[start]

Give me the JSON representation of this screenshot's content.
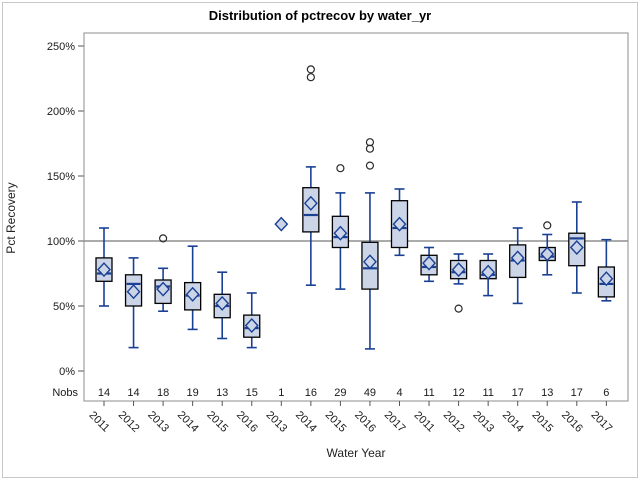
{
  "figure": {
    "background": "#FFFFFF",
    "border_color": "#C9C9C9"
  },
  "chart_data": {
    "type": "boxplot",
    "title": "Distribution of pctrecov by water_yr",
    "xlabel": "Water Year",
    "ylabel": "Pct Recovery",
    "nobs_label": "Nobs",
    "yaxis": {
      "tick_values": [
        0,
        50,
        100,
        150,
        200,
        250
      ],
      "tick_labels": [
        "0%",
        "50%",
        "100%",
        "150%",
        "200%",
        "250%"
      ],
      "min": -23,
      "max": 260,
      "grid": false
    },
    "reference_line": 100,
    "legend": "none",
    "categories": [
      "2011",
      "2012",
      "2013",
      "2014",
      "2015",
      "2016",
      "2013",
      "2014",
      "2015",
      "2016",
      "2017",
      "2011",
      "2012",
      "2013",
      "2014",
      "2015",
      "2016",
      "2017"
    ],
    "nobs": [
      14,
      14,
      18,
      19,
      13,
      15,
      1,
      16,
      29,
      49,
      4,
      11,
      12,
      11,
      17,
      13,
      17,
      6
    ],
    "boxes": [
      {
        "year": "2011",
        "n": 14,
        "low": 50,
        "q1": 69,
        "median": 75,
        "q3": 87,
        "high": 110,
        "mean": 78,
        "outliers": []
      },
      {
        "year": "2012",
        "n": 14,
        "low": 18,
        "q1": 50,
        "median": 67,
        "q3": 74,
        "high": 87,
        "mean": 61,
        "outliers": []
      },
      {
        "year": "2013",
        "n": 18,
        "low": 46,
        "q1": 52,
        "median": 65,
        "q3": 70,
        "high": 79,
        "mean": 63,
        "outliers": [
          102
        ]
      },
      {
        "year": "2014",
        "n": 19,
        "low": 32,
        "q1": 47,
        "median": 58,
        "q3": 68,
        "high": 96,
        "mean": 59,
        "outliers": []
      },
      {
        "year": "2015",
        "n": 13,
        "low": 25,
        "q1": 41,
        "median": 50,
        "q3": 59,
        "high": 76,
        "mean": 52,
        "outliers": []
      },
      {
        "year": "2016",
        "n": 15,
        "low": 18,
        "q1": 26,
        "median": 33,
        "q3": 43,
        "high": 60,
        "mean": 35,
        "outliers": []
      },
      {
        "year": "2013",
        "n": 1,
        "low": 113,
        "q1": 113,
        "median": 113,
        "q3": 113,
        "high": 113,
        "mean": 113,
        "outliers": [],
        "single_point": true
      },
      {
        "year": "2014",
        "n": 16,
        "low": 66,
        "q1": 107,
        "median": 120,
        "q3": 141,
        "high": 157,
        "mean": 129,
        "outliers": [
          226,
          232
        ]
      },
      {
        "year": "2015",
        "n": 29,
        "low": 63,
        "q1": 95,
        "median": 103,
        "q3": 119,
        "high": 137,
        "mean": 106,
        "outliers": [
          156
        ]
      },
      {
        "year": "2016",
        "n": 49,
        "low": 17,
        "q1": 63,
        "median": 79,
        "q3": 99,
        "high": 137,
        "mean": 84,
        "outliers": [
          158,
          171,
          176
        ]
      },
      {
        "year": "2017",
        "n": 4,
        "low": 89,
        "q1": 95,
        "median": 110,
        "q3": 131,
        "high": 140,
        "mean": 113,
        "outliers": []
      },
      {
        "year": "2011",
        "n": 11,
        "low": 69,
        "q1": 74,
        "median": 80,
        "q3": 89,
        "high": 95,
        "mean": 83,
        "outliers": []
      },
      {
        "year": "2012",
        "n": 12,
        "low": 67,
        "q1": 71,
        "median": 76,
        "q3": 85,
        "high": 90,
        "mean": 78,
        "outliers": [
          48
        ]
      },
      {
        "year": "2013",
        "n": 11,
        "low": 58,
        "q1": 71,
        "median": 74,
        "q3": 85,
        "high": 90,
        "mean": 76,
        "outliers": []
      },
      {
        "year": "2014",
        "n": 17,
        "low": 52,
        "q1": 72,
        "median": 85,
        "q3": 97,
        "high": 110,
        "mean": 87,
        "outliers": []
      },
      {
        "year": "2015",
        "n": 13,
        "low": 74,
        "q1": 85,
        "median": 88,
        "q3": 95,
        "high": 105,
        "mean": 90,
        "outliers": [
          112
        ]
      },
      {
        "year": "2016",
        "n": 17,
        "low": 60,
        "q1": 81,
        "median": 102,
        "q3": 106,
        "high": 130,
        "mean": 95,
        "outliers": []
      },
      {
        "year": "2017",
        "n": 6,
        "low": 54,
        "q1": 57,
        "median": 67,
        "q3": 80,
        "high": 101,
        "mean": 71,
        "outliers": []
      }
    ],
    "colors": {
      "line": "#1A4094",
      "box_fill": "#CBD5E7",
      "box_border": "#000000",
      "outlier": "#2A2A2A",
      "reference_line": "#ABABAB",
      "frame": "#8C8C8C",
      "text": "#1A1A1A"
    }
  }
}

[end]

Drop the pictures and reproduce the rest of the entries above exactly.

*WRITTEN ANSWER*.
Give me the JSON representation of this screenshot's content.
{
  "figure": {
    "background": "#FFFFFF",
    "border_color": "#C9C9C9"
  },
  "chart_data": {
    "type": "boxplot",
    "title": "Distribution of pctrecov by water_yr",
    "xlabel": "Water Year",
    "ylabel": "Pct Recovery",
    "nobs_label": "Nobs",
    "yaxis": {
      "tick_values": [
        0,
        50,
        100,
        150,
        200,
        250
      ],
      "tick_labels": [
        "0%",
        "50%",
        "100%",
        "150%",
        "200%",
        "250%"
      ],
      "min": -23,
      "max": 260,
      "grid": false
    },
    "reference_line": 100,
    "legend": "none",
    "categories": [
      "2011",
      "2012",
      "2013",
      "2014",
      "2015",
      "2016",
      "2013",
      "2014",
      "2015",
      "2016",
      "2017",
      "2011",
      "2012",
      "2013",
      "2014",
      "2015",
      "2016",
      "2017"
    ],
    "nobs": [
      14,
      14,
      18,
      19,
      13,
      15,
      1,
      16,
      29,
      49,
      4,
      11,
      12,
      11,
      17,
      13,
      17,
      6
    ],
    "boxes": [
      {
        "year": "2011",
        "n": 14,
        "low": 50,
        "q1": 69,
        "median": 75,
        "q3": 87,
        "high": 110,
        "mean": 78,
        "outliers": []
      },
      {
        "year": "2012",
        "n": 14,
        "low": 18,
        "q1": 50,
        "median": 67,
        "q3": 74,
        "high": 87,
        "mean": 61,
        "outliers": []
      },
      {
        "year": "2013",
        "n": 18,
        "low": 46,
        "q1": 52,
        "median": 65,
        "q3": 70,
        "high": 79,
        "mean": 63,
        "outliers": [
          102
        ]
      },
      {
        "year": "2014",
        "n": 19,
        "low": 32,
        "q1": 47,
        "median": 58,
        "q3": 68,
        "high": 96,
        "mean": 59,
        "outliers": []
      },
      {
        "year": "2015",
        "n": 13,
        "low": 25,
        "q1": 41,
        "median": 50,
        "q3": 59,
        "high": 76,
        "mean": 52,
        "outliers": []
      },
      {
        "year": "2016",
        "n": 15,
        "low": 18,
        "q1": 26,
        "median": 33,
        "q3": 43,
        "high": 60,
        "mean": 35,
        "outliers": []
      },
      {
        "year": "2013",
        "n": 1,
        "low": 113,
        "q1": 113,
        "median": 113,
        "q3": 113,
        "high": 113,
        "mean": 113,
        "outliers": [],
        "single_point": true
      },
      {
        "year": "2014",
        "n": 16,
        "low": 66,
        "q1": 107,
        "median": 120,
        "q3": 141,
        "high": 157,
        "mean": 129,
        "outliers": [
          226,
          232
        ]
      },
      {
        "year": "2015",
        "n": 29,
        "low": 63,
        "q1": 95,
        "median": 103,
        "q3": 119,
        "high": 137,
        "mean": 106,
        "outliers": [
          156
        ]
      },
      {
        "year": "2016",
        "n": 49,
        "low": 17,
        "q1": 63,
        "median": 79,
        "q3": 99,
        "high": 137,
        "mean": 84,
        "outliers": [
          158,
          171,
          176
        ]
      },
      {
        "year": "2017",
        "n": 4,
        "low": 89,
        "q1": 95,
        "median": 110,
        "q3": 131,
        "high": 140,
        "mean": 113,
        "outliers": []
      },
      {
        "year": "2011",
        "n": 11,
        "low": 69,
        "q1": 74,
        "median": 80,
        "q3": 89,
        "high": 95,
        "mean": 83,
        "outliers": []
      },
      {
        "year": "2012",
        "n": 12,
        "low": 67,
        "q1": 71,
        "median": 76,
        "q3": 85,
        "high": 90,
        "mean": 78,
        "outliers": [
          48
        ]
      },
      {
        "year": "2013",
        "n": 11,
        "low": 58,
        "q1": 71,
        "median": 74,
        "q3": 85,
        "high": 90,
        "mean": 76,
        "outliers": []
      },
      {
        "year": "2014",
        "n": 17,
        "low": 52,
        "q1": 72,
        "median": 85,
        "q3": 97,
        "high": 110,
        "mean": 87,
        "outliers": []
      },
      {
        "year": "2015",
        "n": 13,
        "low": 74,
        "q1": 85,
        "median": 88,
        "q3": 95,
        "high": 105,
        "mean": 90,
        "outliers": [
          112
        ]
      },
      {
        "year": "2016",
        "n": 17,
        "low": 60,
        "q1": 81,
        "median": 102,
        "q3": 106,
        "high": 130,
        "mean": 95,
        "outliers": []
      },
      {
        "year": "2017",
        "n": 6,
        "low": 54,
        "q1": 57,
        "median": 67,
        "q3": 80,
        "high": 101,
        "mean": 71,
        "outliers": []
      }
    ],
    "colors": {
      "line": "#1A4094",
      "box_fill": "#CBD5E7",
      "box_border": "#000000",
      "outlier": "#2A2A2A",
      "reference_line": "#ABABAB",
      "frame": "#8C8C8C",
      "text": "#1A1A1A"
    }
  }
}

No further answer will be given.